*Given exercise*. In the records below, pick out all lines containing the word "retrograde".

*Data*.
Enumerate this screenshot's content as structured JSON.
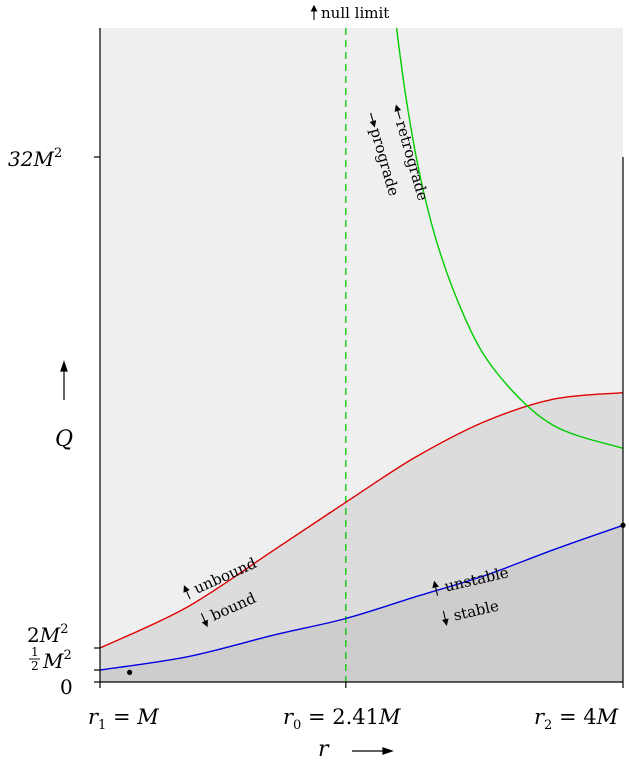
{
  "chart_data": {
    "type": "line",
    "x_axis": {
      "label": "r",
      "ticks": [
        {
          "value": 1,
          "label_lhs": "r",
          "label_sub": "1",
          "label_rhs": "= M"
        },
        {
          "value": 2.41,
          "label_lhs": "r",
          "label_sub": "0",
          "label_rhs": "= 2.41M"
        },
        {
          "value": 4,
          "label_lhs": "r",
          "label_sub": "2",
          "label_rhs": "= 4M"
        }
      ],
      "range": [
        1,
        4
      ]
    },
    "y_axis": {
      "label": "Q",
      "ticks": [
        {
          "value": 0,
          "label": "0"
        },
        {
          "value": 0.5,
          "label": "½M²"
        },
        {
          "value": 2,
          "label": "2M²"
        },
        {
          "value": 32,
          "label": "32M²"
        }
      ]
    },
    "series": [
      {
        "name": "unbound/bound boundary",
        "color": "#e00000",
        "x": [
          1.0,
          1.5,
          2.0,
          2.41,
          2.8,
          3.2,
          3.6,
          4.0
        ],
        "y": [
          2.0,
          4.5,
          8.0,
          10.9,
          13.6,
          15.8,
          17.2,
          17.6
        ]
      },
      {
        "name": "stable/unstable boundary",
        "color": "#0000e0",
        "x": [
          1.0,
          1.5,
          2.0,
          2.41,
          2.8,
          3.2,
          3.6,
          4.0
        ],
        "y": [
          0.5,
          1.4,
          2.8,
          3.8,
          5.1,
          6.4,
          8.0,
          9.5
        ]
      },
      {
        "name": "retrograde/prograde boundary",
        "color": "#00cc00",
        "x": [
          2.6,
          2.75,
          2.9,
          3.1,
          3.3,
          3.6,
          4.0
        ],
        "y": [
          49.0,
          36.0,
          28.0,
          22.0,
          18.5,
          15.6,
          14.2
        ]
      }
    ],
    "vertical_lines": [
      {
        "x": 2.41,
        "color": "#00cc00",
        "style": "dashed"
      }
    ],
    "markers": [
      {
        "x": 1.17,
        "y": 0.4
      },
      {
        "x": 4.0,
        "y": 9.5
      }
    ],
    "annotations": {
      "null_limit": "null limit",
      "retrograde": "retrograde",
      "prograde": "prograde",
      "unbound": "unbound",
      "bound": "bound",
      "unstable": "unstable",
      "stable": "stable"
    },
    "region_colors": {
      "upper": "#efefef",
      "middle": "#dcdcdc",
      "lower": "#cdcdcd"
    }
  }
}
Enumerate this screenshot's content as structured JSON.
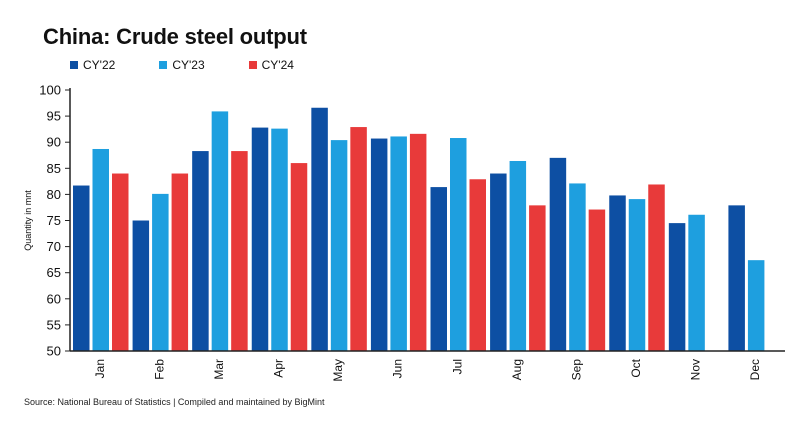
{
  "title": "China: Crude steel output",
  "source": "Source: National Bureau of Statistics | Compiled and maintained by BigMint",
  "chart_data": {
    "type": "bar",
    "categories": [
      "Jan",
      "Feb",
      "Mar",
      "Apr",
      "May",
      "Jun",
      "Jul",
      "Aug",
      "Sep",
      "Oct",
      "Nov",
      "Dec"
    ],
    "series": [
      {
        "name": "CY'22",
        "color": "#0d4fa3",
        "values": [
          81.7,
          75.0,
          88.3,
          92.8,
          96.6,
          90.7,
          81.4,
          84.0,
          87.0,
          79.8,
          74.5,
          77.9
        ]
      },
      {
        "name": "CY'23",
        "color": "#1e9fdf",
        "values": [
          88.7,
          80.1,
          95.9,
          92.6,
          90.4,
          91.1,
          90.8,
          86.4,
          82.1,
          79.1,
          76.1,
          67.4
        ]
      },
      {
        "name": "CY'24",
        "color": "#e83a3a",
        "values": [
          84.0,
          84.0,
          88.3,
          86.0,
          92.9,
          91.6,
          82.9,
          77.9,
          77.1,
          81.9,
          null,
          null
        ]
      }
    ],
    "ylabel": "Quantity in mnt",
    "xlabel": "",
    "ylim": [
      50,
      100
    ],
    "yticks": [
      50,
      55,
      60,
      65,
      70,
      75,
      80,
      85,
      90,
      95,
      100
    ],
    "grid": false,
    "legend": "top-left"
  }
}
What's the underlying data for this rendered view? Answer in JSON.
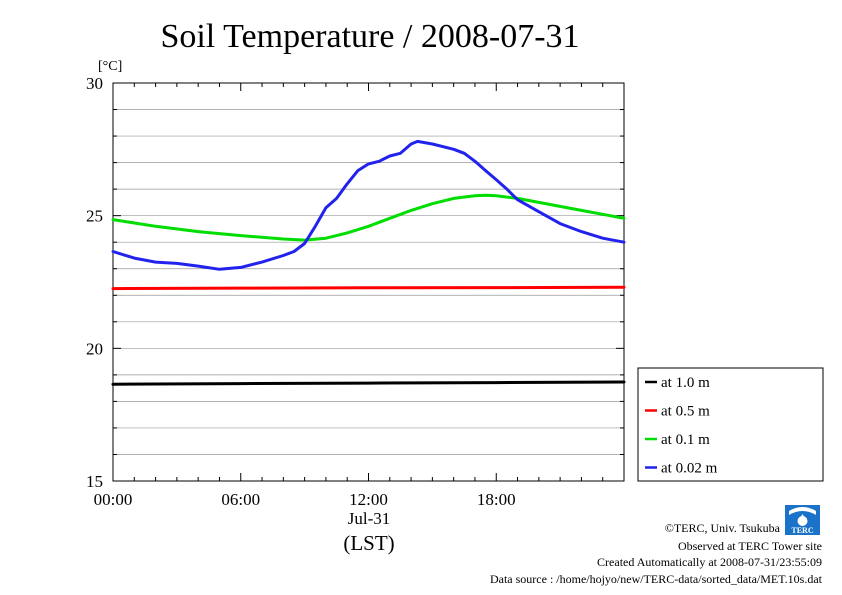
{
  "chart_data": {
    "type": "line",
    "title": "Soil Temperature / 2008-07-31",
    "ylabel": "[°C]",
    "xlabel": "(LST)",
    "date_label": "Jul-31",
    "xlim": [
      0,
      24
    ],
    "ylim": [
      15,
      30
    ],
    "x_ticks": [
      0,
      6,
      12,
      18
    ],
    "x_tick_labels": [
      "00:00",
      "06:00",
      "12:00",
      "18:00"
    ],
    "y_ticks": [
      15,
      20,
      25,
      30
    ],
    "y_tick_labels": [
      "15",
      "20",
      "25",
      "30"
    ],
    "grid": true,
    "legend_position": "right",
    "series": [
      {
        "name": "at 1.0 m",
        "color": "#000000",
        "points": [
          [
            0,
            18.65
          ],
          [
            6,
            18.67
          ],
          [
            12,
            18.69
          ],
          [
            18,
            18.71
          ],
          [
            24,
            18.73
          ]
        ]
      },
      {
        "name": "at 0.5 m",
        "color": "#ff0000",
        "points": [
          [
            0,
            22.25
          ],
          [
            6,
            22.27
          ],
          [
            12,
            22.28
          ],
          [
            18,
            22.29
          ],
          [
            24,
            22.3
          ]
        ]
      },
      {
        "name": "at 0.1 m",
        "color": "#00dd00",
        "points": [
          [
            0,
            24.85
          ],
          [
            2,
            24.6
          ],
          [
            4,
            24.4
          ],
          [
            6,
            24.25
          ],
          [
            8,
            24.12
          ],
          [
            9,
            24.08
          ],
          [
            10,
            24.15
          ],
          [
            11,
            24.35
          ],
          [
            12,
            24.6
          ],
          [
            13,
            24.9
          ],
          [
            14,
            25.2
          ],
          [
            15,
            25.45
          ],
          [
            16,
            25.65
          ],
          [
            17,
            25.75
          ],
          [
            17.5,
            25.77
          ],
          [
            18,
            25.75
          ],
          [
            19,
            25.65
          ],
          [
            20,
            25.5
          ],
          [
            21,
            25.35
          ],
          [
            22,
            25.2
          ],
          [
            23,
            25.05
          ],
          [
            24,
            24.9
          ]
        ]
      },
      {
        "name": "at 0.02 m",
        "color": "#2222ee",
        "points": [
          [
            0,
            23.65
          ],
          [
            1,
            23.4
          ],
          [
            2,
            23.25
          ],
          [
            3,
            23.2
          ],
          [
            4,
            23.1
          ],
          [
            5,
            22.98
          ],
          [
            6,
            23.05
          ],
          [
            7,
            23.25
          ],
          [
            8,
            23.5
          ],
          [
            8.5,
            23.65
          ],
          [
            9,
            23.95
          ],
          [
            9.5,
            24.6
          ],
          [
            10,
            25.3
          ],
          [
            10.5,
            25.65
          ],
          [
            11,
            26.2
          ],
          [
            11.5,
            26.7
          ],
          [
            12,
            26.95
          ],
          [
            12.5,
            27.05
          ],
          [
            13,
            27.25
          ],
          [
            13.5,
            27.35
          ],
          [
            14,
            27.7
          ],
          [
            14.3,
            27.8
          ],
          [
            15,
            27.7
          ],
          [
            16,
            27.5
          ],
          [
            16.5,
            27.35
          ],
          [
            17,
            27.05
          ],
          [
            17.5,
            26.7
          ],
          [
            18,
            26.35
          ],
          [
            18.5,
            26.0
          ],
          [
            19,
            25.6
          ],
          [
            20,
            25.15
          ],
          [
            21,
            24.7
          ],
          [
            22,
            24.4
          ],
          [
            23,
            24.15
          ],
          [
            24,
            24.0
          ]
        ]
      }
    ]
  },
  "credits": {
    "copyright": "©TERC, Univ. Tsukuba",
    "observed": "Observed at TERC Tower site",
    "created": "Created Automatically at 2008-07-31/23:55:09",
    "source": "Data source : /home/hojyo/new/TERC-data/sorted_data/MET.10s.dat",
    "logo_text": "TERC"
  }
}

*The completed task*.
        "name": "retrograde/prograde boundary",
      "retrograde": "retrograde",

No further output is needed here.